Dataset records:
___

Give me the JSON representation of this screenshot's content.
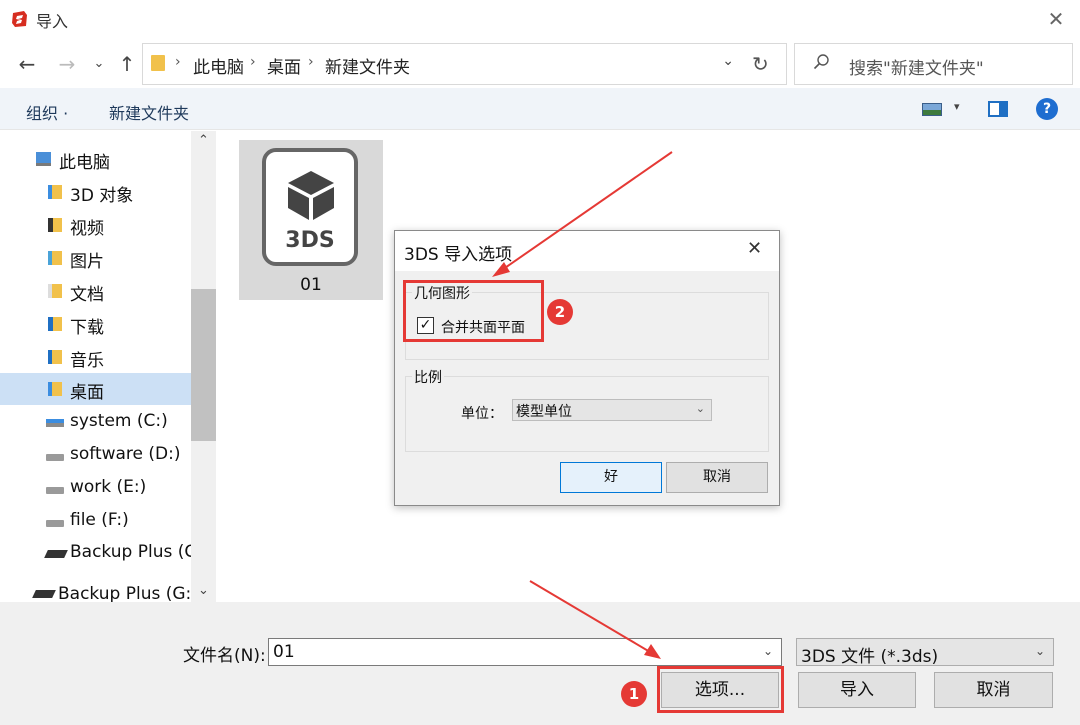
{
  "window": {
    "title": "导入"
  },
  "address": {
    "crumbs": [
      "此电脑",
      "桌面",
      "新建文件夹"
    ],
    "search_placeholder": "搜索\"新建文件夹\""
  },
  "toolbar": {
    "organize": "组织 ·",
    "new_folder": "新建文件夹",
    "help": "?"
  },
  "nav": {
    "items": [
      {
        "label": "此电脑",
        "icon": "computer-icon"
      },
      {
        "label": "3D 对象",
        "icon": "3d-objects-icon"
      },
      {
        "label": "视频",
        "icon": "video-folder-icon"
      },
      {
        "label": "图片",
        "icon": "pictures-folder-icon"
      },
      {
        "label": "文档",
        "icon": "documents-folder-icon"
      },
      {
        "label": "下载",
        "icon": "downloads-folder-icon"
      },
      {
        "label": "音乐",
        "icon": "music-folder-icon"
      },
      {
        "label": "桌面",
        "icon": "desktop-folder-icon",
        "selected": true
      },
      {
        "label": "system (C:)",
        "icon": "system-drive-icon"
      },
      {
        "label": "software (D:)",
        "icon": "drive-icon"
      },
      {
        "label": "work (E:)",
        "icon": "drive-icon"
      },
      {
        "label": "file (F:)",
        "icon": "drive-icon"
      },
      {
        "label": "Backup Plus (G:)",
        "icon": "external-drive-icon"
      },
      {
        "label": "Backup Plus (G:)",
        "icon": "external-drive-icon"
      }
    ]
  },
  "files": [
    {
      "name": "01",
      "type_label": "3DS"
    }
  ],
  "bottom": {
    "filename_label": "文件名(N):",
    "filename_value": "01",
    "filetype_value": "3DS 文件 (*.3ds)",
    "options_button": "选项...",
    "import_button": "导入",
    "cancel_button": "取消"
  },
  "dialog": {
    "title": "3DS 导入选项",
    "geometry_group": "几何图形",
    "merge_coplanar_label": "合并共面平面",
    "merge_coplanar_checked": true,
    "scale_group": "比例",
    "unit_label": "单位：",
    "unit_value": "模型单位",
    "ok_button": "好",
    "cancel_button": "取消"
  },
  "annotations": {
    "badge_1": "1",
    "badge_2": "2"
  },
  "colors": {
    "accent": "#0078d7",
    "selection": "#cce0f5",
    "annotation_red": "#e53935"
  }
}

___

Your goal: Going through the entries above line by line, work out how many lines include the word "true". Only the number is required.

Result for this exercise: 2